▶ ÜBUNGSMATERIAL

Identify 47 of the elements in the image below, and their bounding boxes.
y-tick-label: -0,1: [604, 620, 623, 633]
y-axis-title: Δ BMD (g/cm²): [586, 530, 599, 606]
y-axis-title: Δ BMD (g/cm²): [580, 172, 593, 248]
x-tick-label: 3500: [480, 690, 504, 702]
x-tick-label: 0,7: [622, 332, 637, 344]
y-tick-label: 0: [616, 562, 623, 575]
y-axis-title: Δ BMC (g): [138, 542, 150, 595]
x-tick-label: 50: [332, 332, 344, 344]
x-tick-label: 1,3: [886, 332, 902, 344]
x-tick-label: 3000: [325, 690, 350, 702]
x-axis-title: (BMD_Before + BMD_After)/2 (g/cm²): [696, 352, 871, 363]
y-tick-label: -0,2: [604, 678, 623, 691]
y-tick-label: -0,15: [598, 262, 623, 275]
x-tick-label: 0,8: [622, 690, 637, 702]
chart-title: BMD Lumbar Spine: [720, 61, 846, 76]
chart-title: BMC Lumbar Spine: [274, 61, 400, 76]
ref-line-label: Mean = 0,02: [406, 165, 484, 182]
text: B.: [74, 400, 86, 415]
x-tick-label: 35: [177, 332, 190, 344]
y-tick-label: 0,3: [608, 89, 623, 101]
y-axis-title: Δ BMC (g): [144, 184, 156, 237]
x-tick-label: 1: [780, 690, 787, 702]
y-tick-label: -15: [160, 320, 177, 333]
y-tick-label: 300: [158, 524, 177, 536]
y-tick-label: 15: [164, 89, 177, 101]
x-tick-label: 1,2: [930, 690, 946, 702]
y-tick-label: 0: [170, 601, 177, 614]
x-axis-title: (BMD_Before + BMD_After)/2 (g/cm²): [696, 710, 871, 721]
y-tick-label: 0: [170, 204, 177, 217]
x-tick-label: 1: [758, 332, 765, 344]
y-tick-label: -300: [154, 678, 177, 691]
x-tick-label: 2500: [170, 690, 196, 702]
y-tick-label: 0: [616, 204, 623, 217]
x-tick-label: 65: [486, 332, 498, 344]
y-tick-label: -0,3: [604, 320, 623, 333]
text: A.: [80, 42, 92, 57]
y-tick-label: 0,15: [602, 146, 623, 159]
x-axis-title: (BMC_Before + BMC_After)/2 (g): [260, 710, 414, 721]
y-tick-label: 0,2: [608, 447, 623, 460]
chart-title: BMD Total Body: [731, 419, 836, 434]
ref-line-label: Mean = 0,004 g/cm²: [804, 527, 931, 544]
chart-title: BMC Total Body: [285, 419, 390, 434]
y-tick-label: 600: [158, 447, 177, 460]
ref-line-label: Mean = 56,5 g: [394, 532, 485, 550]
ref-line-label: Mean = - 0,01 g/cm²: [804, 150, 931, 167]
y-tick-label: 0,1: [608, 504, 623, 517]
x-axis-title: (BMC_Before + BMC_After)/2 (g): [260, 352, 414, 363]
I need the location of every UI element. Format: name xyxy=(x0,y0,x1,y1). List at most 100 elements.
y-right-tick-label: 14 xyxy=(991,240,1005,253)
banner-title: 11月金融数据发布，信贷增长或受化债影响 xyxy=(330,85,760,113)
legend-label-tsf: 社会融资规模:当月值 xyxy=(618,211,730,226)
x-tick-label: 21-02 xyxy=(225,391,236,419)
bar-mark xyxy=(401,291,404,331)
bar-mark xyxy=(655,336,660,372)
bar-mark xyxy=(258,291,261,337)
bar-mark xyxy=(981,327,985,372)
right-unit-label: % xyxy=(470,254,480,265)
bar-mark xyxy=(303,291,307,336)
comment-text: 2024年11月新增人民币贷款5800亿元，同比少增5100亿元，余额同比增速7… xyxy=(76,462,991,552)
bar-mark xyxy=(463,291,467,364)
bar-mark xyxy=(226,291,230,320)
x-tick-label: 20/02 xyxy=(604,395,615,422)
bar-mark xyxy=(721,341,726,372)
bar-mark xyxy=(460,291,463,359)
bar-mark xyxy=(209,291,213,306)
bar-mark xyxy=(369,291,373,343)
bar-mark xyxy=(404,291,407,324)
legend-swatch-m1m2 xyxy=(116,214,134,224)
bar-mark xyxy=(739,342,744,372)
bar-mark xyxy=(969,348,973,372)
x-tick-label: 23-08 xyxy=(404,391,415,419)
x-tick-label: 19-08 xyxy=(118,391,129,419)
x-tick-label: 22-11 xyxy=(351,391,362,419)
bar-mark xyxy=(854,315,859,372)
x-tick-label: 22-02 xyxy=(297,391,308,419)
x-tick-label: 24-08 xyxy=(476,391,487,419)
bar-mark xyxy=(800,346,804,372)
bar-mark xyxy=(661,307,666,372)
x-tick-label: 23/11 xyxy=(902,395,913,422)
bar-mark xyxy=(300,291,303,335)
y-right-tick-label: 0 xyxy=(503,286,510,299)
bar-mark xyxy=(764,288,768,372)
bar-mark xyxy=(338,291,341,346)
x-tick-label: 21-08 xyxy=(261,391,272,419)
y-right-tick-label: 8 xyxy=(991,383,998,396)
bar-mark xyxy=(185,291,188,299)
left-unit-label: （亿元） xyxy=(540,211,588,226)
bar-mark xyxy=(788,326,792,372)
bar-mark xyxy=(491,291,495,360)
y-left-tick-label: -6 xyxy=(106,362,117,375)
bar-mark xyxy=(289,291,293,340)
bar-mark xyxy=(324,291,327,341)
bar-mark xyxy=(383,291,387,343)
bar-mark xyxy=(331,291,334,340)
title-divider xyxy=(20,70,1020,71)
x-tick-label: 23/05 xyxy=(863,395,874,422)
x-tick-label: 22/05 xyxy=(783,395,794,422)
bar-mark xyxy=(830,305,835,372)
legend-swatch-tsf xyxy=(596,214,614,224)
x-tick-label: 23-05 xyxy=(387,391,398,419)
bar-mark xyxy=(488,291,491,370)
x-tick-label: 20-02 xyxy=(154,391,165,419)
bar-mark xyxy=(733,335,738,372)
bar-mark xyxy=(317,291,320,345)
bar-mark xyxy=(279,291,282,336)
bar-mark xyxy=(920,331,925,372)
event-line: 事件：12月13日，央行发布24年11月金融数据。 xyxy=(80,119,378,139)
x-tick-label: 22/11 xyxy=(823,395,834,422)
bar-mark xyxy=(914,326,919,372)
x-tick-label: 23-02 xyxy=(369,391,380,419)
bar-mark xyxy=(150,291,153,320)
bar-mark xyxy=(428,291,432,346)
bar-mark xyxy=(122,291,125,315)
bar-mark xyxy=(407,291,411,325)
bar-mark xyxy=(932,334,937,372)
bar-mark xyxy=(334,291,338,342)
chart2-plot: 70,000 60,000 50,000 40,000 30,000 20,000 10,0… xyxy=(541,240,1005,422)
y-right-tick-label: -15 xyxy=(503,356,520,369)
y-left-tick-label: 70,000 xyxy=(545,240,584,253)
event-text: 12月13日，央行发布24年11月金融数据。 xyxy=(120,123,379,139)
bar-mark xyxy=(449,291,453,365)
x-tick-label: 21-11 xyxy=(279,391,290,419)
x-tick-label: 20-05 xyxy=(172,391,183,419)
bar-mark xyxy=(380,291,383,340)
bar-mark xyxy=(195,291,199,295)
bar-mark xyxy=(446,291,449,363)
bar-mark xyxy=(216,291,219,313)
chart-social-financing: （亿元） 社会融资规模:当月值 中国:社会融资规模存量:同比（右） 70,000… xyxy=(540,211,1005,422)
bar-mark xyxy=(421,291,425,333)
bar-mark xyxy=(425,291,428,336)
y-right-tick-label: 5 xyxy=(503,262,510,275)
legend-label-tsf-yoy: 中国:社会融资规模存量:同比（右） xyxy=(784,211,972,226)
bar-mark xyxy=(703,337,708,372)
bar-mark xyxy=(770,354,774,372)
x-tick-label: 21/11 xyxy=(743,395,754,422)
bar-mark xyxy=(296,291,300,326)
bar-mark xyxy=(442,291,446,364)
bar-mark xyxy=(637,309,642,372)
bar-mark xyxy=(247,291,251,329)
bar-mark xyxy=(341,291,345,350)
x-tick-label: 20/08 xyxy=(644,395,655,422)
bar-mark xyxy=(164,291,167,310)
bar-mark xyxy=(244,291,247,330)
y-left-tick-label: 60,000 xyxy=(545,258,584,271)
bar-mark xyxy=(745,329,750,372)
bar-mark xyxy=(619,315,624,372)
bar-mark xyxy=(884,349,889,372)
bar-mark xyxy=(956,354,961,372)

▶ AUFGABENSTELLUNG
Tauschen Sie im Abschnitt, der mit dem ersten Eintrag beginnt und mit der Zeile endet, die „x-tick-label: 2500: [170, 690, 196, 702]“ enthält, „Lumbar Spine“ gegen „Lendenwirbelsäule“ aus. Geben Sie nur diesen Abschnitt wieder und lassen Sie alles Übrige darin unverändert.

▶ LÖSUNG DER ÜBUNG
Identify 47 of the elements in the image below, and their bounding boxes.
y-tick-label: -0,1: [604, 620, 623, 633]
y-axis-title: Δ BMD (g/cm²): [586, 530, 599, 606]
y-axis-title: Δ BMD (g/cm²): [580, 172, 593, 248]
x-tick-label: 3500: [480, 690, 504, 702]
x-tick-label: 0,7: [622, 332, 637, 344]
y-tick-label: 0: [616, 562, 623, 575]
y-axis-title: Δ BMC (g): [138, 542, 150, 595]
x-tick-label: 50: [332, 332, 344, 344]
x-tick-label: 1,3: [886, 332, 902, 344]
x-tick-label: 3000: [325, 690, 350, 702]
x-axis-title: (BMD_Before + BMD_After)/2 (g/cm²): [696, 352, 871, 363]
y-tick-label: -0,2: [604, 678, 623, 691]
y-tick-label: -0,15: [598, 262, 623, 275]
x-tick-label: 0,8: [622, 690, 637, 702]
chart-title: BMD Lendenwirbelsäule: [720, 61, 846, 76]
chart-title: BMC Lendenwirbelsäule: [274, 61, 400, 76]
ref-line-label: Mean = 0,02: [406, 165, 484, 182]
text: B.: [74, 400, 86, 415]
x-tick-label: 35: [177, 332, 190, 344]
y-tick-label: 0,3: [608, 89, 623, 101]
y-axis-title: Δ BMC (g): [144, 184, 156, 237]
x-tick-label: 1: [780, 690, 787, 702]
y-tick-label: -15: [160, 320, 177, 333]
y-tick-label: 300: [158, 524, 177, 536]
y-tick-label: 15: [164, 89, 177, 101]
x-tick-label: 1,2: [930, 690, 946, 702]
y-tick-label: 0: [170, 601, 177, 614]
x-axis-title: (BMD_Before + BMD_After)/2 (g/cm²): [696, 710, 871, 721]
y-tick-label: 0: [170, 204, 177, 217]
x-tick-label: 1: [758, 332, 765, 344]
y-tick-label: -300: [154, 678, 177, 691]
x-tick-label: 2500: [170, 690, 196, 702]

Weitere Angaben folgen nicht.